*Work required*
Give back the full listing, character for character, with no pictures.

*Stored rows*
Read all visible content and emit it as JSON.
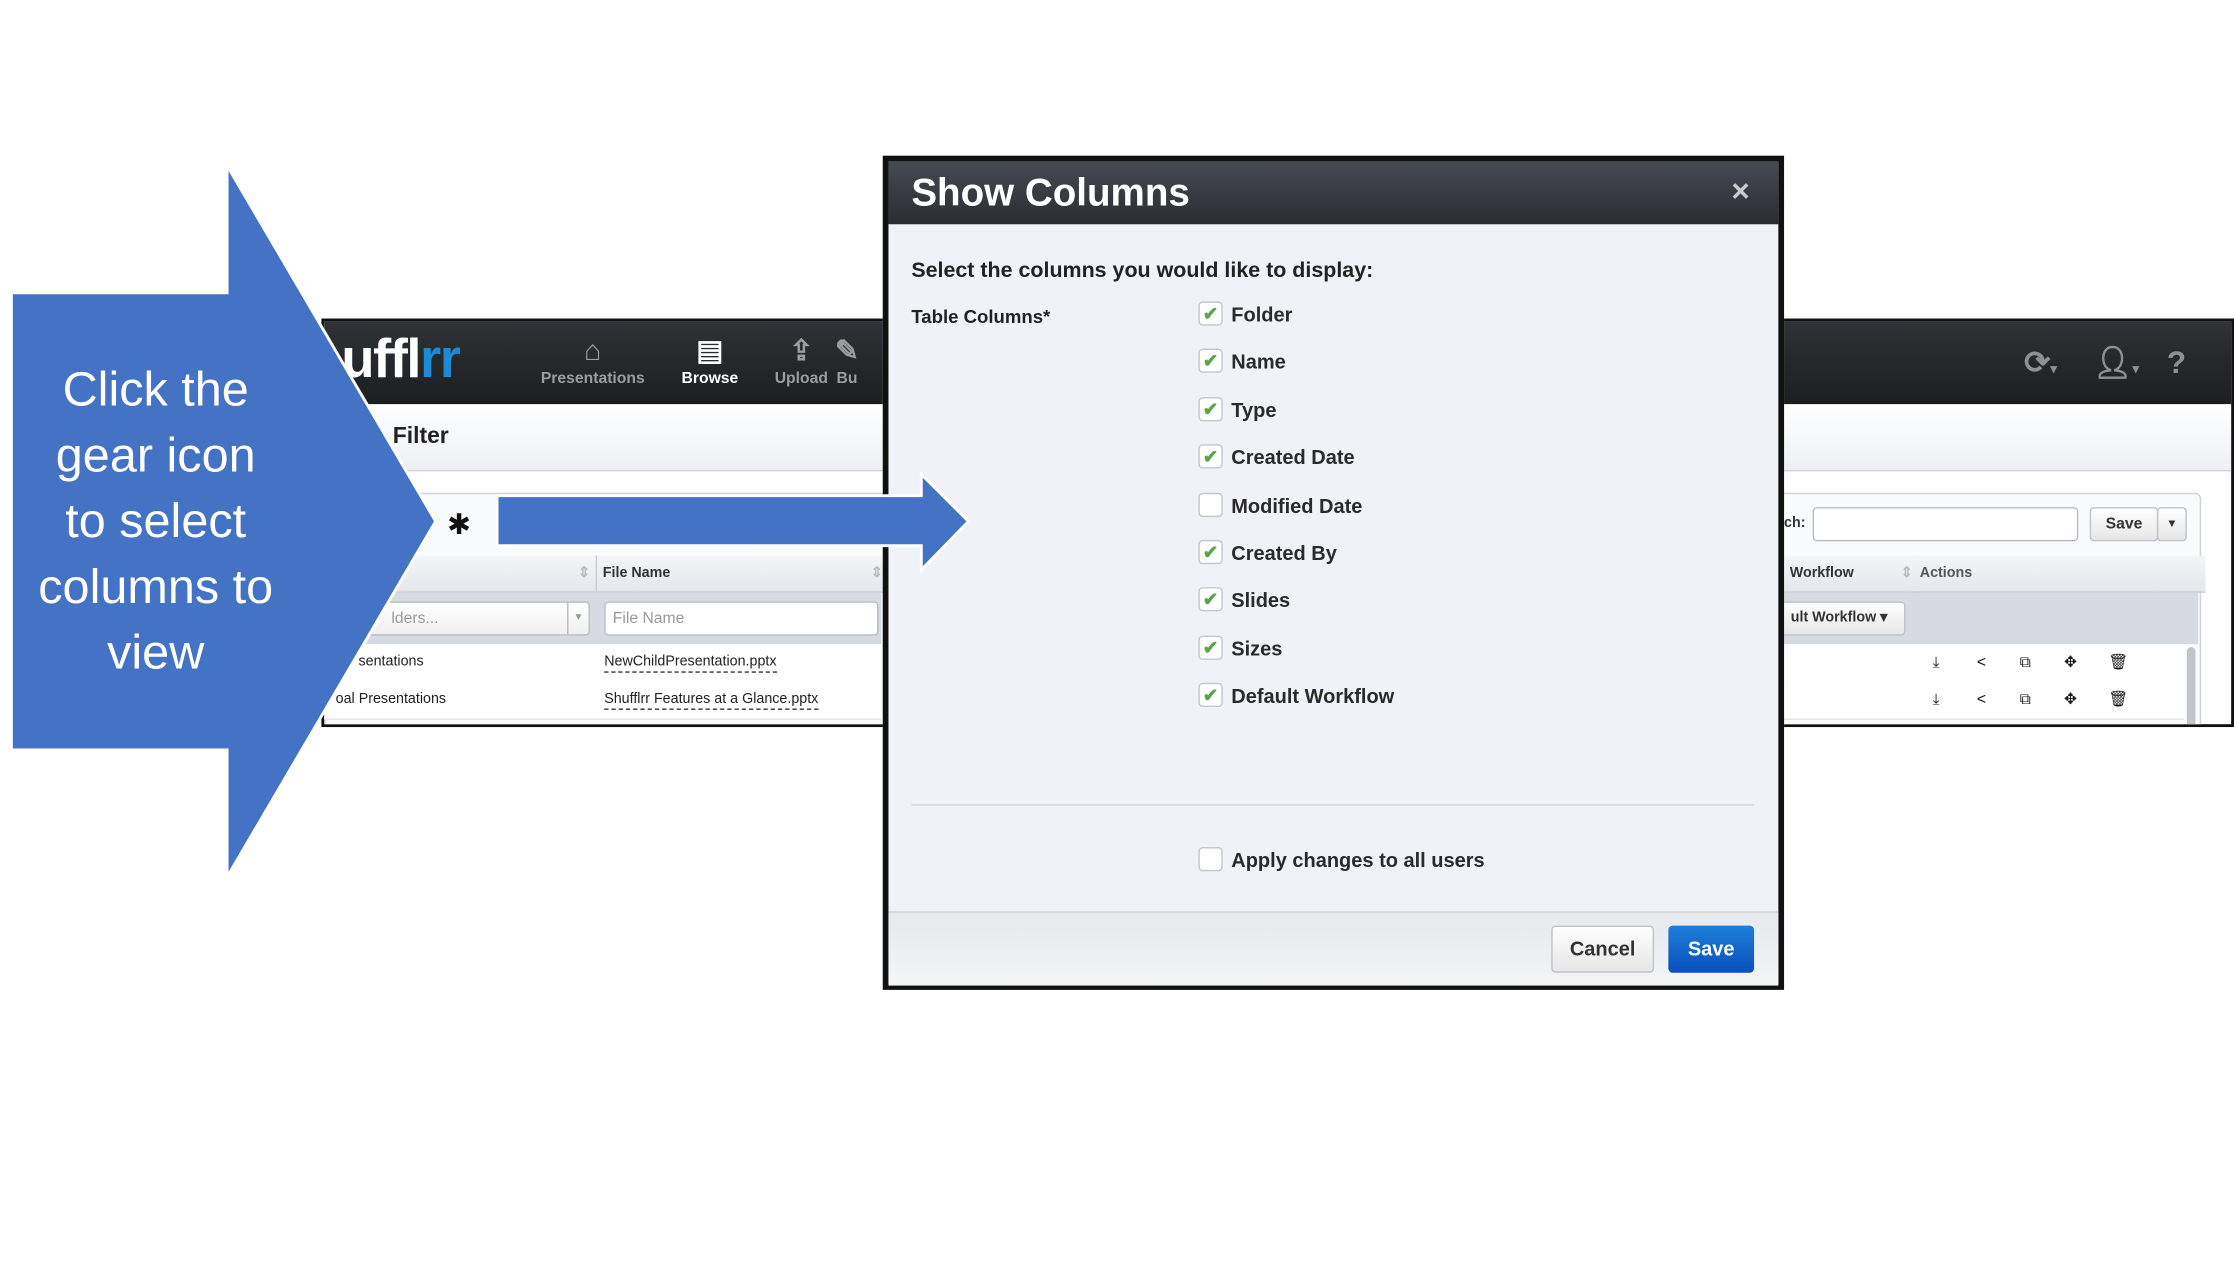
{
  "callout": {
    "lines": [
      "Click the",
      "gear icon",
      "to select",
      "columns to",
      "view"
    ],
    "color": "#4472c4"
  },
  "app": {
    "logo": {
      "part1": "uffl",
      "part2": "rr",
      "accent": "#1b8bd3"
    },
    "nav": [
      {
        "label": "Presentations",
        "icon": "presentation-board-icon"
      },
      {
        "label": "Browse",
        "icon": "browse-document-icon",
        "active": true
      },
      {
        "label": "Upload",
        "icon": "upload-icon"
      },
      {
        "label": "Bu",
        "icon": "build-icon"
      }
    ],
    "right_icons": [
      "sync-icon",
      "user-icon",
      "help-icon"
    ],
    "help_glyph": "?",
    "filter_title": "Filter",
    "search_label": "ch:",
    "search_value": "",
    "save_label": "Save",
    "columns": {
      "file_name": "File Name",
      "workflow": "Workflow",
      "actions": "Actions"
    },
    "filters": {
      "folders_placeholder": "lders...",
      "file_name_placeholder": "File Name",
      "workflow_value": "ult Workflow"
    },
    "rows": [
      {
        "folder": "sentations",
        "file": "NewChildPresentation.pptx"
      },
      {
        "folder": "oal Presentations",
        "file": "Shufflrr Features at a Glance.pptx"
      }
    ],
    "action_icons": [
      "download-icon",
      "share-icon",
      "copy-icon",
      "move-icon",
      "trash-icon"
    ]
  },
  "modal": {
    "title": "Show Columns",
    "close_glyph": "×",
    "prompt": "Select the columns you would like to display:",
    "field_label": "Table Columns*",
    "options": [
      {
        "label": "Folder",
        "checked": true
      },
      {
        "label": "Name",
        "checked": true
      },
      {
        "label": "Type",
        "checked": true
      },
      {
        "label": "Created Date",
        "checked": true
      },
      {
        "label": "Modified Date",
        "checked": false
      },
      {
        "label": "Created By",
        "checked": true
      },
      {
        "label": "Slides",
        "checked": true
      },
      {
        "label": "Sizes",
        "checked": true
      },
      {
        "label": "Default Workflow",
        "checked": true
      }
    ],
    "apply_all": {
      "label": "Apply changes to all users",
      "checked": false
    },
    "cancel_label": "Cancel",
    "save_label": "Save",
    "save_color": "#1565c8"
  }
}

*Exercise answer*
Read all visible content and emit it as JSON.
{
  "callout": {
    "lines": [
      "Click the",
      "gear icon",
      "to select",
      "columns to",
      "view"
    ],
    "color": "#4472c4"
  },
  "app": {
    "logo": {
      "part1": "uffl",
      "part2": "rr",
      "accent": "#1b8bd3"
    },
    "nav": [
      {
        "label": "Presentations",
        "icon": "presentation-board-icon"
      },
      {
        "label": "Browse",
        "icon": "browse-document-icon",
        "active": true
      },
      {
        "label": "Upload",
        "icon": "upload-icon"
      },
      {
        "label": "Bu",
        "icon": "build-icon"
      }
    ],
    "right_icons": [
      "sync-icon",
      "user-icon",
      "help-icon"
    ],
    "help_glyph": "?",
    "filter_title": "Filter",
    "search_label": "ch:",
    "search_value": "",
    "save_label": "Save",
    "columns": {
      "file_name": "File Name",
      "workflow": "Workflow",
      "actions": "Actions"
    },
    "filters": {
      "folders_placeholder": "lders...",
      "file_name_placeholder": "File Name",
      "workflow_value": "ult Workflow"
    },
    "rows": [
      {
        "folder": "sentations",
        "file": "NewChildPresentation.pptx"
      },
      {
        "folder": "oal Presentations",
        "file": "Shufflrr Features at a Glance.pptx"
      }
    ],
    "action_icons": [
      "download-icon",
      "share-icon",
      "copy-icon",
      "move-icon",
      "trash-icon"
    ]
  },
  "modal": {
    "title": "Show Columns",
    "close_glyph": "×",
    "prompt": "Select the columns you would like to display:",
    "field_label": "Table Columns*",
    "options": [
      {
        "label": "Folder",
        "checked": true
      },
      {
        "label": "Name",
        "checked": true
      },
      {
        "label": "Type",
        "checked": true
      },
      {
        "label": "Created Date",
        "checked": true
      },
      {
        "label": "Modified Date",
        "checked": false
      },
      {
        "label": "Created By",
        "checked": true
      },
      {
        "label": "Slides",
        "checked": true
      },
      {
        "label": "Sizes",
        "checked": true
      },
      {
        "label": "Default Workflow",
        "checked": true
      }
    ],
    "apply_all": {
      "label": "Apply changes to all users",
      "checked": false
    },
    "cancel_label": "Cancel",
    "save_label": "Save",
    "save_color": "#1565c8"
  }
}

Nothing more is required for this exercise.